* What to produce: Give the number of lines that hold the string "this". Nothing else is needed.
··· Provided entries ···
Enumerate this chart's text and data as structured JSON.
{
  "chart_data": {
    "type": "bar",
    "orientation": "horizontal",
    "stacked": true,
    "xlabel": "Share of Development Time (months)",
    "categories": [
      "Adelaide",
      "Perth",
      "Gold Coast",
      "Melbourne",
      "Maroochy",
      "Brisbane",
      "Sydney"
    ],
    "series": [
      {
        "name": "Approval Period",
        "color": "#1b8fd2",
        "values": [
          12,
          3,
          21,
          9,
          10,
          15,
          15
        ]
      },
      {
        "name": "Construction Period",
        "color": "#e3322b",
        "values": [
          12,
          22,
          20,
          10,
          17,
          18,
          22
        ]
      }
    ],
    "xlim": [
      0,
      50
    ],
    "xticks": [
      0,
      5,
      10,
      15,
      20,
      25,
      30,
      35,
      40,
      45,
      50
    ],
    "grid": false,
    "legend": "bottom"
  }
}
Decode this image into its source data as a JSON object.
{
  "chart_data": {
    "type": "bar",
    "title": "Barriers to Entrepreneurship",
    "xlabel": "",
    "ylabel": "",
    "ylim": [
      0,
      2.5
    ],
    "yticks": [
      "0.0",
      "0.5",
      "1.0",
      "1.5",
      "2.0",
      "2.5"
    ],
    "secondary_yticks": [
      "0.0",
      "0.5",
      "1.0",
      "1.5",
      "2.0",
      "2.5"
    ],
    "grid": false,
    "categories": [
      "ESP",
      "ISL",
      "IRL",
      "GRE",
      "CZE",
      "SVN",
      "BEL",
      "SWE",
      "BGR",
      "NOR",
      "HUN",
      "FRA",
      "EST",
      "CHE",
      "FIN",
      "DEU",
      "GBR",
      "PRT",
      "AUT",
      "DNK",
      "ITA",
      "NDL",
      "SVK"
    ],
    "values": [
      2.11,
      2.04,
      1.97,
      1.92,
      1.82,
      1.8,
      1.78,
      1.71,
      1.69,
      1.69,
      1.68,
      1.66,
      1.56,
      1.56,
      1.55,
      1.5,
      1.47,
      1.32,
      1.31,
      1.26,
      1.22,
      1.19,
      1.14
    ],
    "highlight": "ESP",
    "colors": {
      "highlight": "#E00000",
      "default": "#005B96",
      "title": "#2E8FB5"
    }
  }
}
···
* Written answer: 2